WHAT YOU HAVE TO DO.
Show all lines holding the string "octobre".

--- begin SOURCE MATERIAL ---

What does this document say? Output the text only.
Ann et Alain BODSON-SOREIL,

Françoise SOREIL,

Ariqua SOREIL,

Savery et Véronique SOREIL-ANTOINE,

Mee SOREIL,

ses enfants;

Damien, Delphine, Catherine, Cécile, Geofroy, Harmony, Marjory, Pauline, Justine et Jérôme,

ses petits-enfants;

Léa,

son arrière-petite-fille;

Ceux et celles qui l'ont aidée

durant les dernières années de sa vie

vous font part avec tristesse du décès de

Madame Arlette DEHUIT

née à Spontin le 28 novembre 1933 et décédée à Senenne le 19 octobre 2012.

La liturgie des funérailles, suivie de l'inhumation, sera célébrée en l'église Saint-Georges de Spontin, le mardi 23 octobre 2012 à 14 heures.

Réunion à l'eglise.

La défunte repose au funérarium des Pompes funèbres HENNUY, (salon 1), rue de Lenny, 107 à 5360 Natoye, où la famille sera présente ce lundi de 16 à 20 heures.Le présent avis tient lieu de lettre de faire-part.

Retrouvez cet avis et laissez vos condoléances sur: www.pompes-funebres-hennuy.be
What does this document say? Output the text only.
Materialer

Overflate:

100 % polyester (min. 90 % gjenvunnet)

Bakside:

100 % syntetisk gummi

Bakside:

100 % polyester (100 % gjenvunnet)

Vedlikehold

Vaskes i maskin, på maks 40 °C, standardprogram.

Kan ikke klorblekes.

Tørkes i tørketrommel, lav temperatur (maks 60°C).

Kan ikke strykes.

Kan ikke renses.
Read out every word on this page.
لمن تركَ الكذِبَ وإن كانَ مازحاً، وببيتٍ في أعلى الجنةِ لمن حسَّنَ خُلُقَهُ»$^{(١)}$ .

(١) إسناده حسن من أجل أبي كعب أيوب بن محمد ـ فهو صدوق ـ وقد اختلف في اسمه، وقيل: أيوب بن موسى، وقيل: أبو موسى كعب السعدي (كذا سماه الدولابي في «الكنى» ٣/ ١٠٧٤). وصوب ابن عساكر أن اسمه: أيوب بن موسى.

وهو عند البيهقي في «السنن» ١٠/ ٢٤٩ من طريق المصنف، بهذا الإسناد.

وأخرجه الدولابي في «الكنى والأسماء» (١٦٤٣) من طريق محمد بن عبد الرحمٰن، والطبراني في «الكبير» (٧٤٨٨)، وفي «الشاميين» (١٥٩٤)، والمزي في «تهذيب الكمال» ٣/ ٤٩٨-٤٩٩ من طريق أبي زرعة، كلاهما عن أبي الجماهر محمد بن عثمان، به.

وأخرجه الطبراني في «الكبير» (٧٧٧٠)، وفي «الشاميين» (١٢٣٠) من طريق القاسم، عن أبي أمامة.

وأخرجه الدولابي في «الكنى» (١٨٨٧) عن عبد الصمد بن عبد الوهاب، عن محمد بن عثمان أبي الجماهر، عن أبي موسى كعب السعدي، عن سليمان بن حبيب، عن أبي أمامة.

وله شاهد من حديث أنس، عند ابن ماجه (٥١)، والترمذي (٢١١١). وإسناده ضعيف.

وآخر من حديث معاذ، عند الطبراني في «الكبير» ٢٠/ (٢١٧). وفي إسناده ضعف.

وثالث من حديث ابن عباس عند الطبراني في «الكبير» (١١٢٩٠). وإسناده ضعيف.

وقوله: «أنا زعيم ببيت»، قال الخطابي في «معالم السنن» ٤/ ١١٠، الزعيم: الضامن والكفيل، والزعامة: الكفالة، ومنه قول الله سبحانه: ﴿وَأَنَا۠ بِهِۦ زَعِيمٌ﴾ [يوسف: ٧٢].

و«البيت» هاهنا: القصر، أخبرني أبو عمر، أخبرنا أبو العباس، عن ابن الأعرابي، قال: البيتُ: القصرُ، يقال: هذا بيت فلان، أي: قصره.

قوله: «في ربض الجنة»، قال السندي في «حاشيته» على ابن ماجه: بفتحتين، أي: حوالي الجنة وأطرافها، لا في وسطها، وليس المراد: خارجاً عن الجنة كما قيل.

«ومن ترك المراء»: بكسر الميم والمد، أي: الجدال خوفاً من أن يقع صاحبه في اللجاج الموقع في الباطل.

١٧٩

--- end SOURCE MATERIAL ---

EXPECTED ANSWER.
née à Spontin le 28 novembre 1933 et décédée à Senenne le 19 octobre 2012.
La liturgie des funérailles, suivie de l'inhumation, sera célébrée en l'église Saint-Georges de Spontin, le mardi 23 octobre 2012 à 14 heures.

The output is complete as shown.